• What you will do:
[a] In the lesson on document stores, find the sentence "Documents live in collections, the document-store equivalent of tables." and translate it into Spanish.
[b] Use the lesson on document stores to answer each question briefly:
(i) Which binary JSON variant does MongoDB use?
(ii) Which lesson number covered the key-value model?
(iii) In the sample document, what value does the "title" field hold?
[c] Reproduce, word for word, everything in the lesson on document stores from "Data & System" down to "taught the industry.".

• Excerpt to read:
>> begin

Data & System Architecture, from the ground up Lesson 19 / 80

Document stores: MongoDB and the rise/fall/rebirth

When nested data is the model, what schema-on-read costs, and the operational lessons MongoDB taught the industry.

The previous two lessons covered the relational model (lesson 17) and the key-value model (lesson 18). This one covers the third major family: document stores, where each record is a JSON-shaped tree and the schema is, at least nominally, optional. The canonical product is MongoDB. The history of MongoDB is a useful arc, because it covers, in real time, the cycle of new technology hype, painful operational reality, then steady maturation into a legitimate tool. Reading the arc is the fastest way to understand both what document stores are good for and where the discourse around them went wrong.

The data model

A document store treats each record as a self-contained document, usually JSON or a binary JSON variant (BSON in MongoDB’s case). A document is a tree of named fields whose values can be primitives (strings, numbers, booleans, null, dates), arrays, or nested documents. Documents live in collections, the document-store equivalent of tables. There is no fixed schema declared at the collection level; two documents in the same collection can have different fields, different types for the same field name, or arbitrarily different shapes.

A typical document might look like this, conceptually:

{
  "_id": "post_42",
  "title": "Hello world",
  "author": { "id": "user_7", "name": "Narcis" },
  "tags": ["intro", "meta"],
  "comments": [
    { "by": "user_3", "text": "nice", "at": "2026-04-12T10:30:00Z" },
    { "by": "user_5", "text": "+1",  "at": "2026-04-12T11:02:00Z" }
  ],
  "published_at": "2026-04-12T09:00:00Z"
}

The whole post-with-comments-and-author lives in a single document. A read fetches the whole thing in one go. A write updates fields inside it, possibly atomically. The pitch was: this is closer to how the application thinks about the data, so the impedance mismatch between the database and the object model goes away.

>> end

• Rows:

>> begin

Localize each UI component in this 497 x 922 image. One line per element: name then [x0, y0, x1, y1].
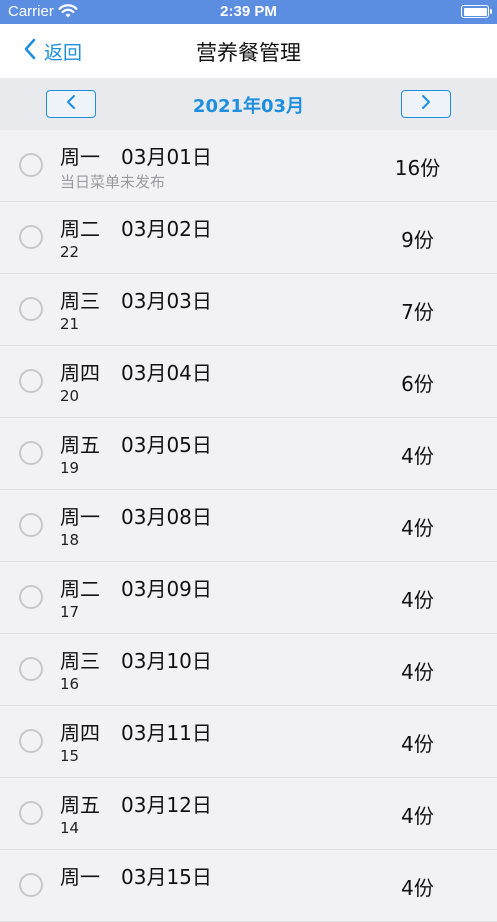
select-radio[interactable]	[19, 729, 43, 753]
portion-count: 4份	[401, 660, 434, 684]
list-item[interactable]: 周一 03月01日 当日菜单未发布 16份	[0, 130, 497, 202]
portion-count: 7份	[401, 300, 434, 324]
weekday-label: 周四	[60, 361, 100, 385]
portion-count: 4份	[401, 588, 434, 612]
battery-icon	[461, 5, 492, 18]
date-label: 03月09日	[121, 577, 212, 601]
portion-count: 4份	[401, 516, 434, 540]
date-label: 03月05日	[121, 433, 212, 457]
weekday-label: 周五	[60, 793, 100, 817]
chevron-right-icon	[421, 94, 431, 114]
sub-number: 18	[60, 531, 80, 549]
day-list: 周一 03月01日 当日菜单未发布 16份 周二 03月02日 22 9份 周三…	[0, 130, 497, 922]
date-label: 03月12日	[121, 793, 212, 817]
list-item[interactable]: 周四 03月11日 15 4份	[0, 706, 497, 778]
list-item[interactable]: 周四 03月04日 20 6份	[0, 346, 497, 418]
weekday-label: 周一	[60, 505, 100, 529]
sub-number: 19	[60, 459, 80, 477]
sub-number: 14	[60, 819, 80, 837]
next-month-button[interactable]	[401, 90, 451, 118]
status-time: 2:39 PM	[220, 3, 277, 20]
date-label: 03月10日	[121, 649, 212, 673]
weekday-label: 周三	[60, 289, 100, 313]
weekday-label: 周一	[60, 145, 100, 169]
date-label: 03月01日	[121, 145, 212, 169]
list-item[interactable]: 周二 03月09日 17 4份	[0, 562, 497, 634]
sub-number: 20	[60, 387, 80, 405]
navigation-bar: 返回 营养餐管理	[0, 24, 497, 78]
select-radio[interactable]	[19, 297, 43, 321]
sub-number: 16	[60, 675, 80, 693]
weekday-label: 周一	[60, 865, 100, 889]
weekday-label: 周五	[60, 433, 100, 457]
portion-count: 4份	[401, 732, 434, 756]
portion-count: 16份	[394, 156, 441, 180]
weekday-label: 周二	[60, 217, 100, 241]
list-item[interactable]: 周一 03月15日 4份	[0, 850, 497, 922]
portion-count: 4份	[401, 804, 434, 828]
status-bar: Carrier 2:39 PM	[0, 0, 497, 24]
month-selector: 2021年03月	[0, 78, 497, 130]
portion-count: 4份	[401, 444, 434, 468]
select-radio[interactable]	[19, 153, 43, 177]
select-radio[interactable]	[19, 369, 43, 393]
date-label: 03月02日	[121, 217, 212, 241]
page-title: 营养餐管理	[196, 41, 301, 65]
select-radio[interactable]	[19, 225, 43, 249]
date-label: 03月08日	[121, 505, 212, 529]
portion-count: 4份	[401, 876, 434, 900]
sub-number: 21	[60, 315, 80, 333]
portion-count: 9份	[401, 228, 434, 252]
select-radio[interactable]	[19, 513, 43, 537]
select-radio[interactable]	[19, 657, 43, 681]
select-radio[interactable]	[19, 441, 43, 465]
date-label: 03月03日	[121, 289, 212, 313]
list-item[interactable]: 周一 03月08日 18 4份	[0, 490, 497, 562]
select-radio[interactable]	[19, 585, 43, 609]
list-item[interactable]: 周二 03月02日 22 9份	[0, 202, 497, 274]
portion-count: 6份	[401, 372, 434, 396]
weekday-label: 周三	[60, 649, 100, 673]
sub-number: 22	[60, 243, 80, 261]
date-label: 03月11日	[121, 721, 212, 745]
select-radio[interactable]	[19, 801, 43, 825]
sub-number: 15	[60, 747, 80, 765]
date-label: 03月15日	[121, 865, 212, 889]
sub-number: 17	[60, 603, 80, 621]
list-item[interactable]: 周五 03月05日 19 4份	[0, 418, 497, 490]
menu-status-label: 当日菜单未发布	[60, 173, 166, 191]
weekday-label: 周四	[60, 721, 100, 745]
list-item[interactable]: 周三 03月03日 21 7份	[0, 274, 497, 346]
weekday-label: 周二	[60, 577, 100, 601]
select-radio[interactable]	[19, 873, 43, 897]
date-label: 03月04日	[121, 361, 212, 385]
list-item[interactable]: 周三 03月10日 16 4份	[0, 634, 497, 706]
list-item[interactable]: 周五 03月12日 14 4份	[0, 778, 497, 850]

>> end

• Answers to the exercise:
[a] Los documentos residen en colecciones, el equivalente de las tablas en los almacenes de documentos.

[b]
(i) BSON
(ii) Lesson 18
(iii) "Hello world"

[c]
Data & System Architecture, from the ground up Lesson 19 / 80

Document stores: MongoDB and the rise/fall/rebirth

When nested data is the model, what schema-on-read costs, and the operational lessons MongoDB taught the industry.